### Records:
■ ■ ■ ■ ■ ■ ■

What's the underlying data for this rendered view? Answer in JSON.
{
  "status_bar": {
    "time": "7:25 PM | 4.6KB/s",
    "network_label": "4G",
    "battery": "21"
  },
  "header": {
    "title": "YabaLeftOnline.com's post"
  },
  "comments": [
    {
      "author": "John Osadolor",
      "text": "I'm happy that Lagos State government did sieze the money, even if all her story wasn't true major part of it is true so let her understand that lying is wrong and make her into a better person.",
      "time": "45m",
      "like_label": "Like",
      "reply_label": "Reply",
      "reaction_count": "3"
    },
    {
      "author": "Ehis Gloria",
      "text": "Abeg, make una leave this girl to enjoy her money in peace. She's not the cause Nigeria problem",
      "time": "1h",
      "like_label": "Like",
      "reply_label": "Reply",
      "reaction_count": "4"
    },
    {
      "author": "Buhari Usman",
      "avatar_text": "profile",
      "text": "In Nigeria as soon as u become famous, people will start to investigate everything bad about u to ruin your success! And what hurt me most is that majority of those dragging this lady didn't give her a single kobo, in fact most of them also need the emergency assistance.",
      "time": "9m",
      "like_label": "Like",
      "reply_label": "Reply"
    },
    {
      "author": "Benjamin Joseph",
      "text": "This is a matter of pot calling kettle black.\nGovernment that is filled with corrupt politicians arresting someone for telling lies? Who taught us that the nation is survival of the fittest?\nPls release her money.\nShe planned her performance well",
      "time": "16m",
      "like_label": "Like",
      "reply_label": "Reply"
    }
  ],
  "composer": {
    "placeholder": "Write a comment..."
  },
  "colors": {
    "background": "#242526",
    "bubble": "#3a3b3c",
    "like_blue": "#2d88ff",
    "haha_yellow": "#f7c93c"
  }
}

■ ■ ■ ■ ■ ■ ■

### TASK OBJECTIVE:
Exactly reproduce every line of the records.

### RESPONSE:
What's the underlying data for this rendered view? Answer in JSON.
{
  "status_bar": {
    "time": "7:25 PM | 4.6KB/s",
    "network_label": "4G",
    "battery": "21"
  },
  "header": {
    "title": "YabaLeftOnline.com's post"
  },
  "comments": [
    {
      "author": "John Osadolor",
      "text": "I'm happy that Lagos State government did sieze the money, even if all her story wasn't true major part of it is true so let her understand that lying is wrong and make her into a better person.",
      "time": "45m",
      "like_label": "Like",
      "reply_label": "Reply",
      "reaction_count": "3"
    },
    {
      "author": "Ehis Gloria",
      "text": "Abeg, make una leave this girl to enjoy her money in peace. She's not the cause Nigeria problem",
      "time": "1h",
      "like_label": "Like",
      "reply_label": "Reply",
      "reaction_count": "4"
    },
    {
      "author": "Buhari Usman",
      "avatar_text": "profile",
      "text": "In Nigeria as soon as u become famous, people will start to investigate everything bad about u to ruin your success! And what hurt me most is that majority of those dragging this lady didn't give her a single kobo, in fact most of them also need the emergency assistance.",
      "time": "9m",
      "like_label": "Like",
      "reply_label": "Reply"
    },
    {
      "author": "Benjamin Joseph",
      "text": "This is a matter of pot calling kettle black.\nGovernment that is filled with corrupt politicians arresting someone for telling lies? Who taught us that the nation is survival of the fittest?\nPls release her money.\nShe planned her performance well",
      "time": "16m",
      "like_label": "Like",
      "reply_label": "Reply"
    }
  ],
  "composer": {
    "placeholder": "Write a comment..."
  },
  "colors": {
    "background": "#242526",
    "bubble": "#3a3b3c",
    "like_blue": "#2d88ff",
    "haha_yellow": "#f7c93c"
  }
}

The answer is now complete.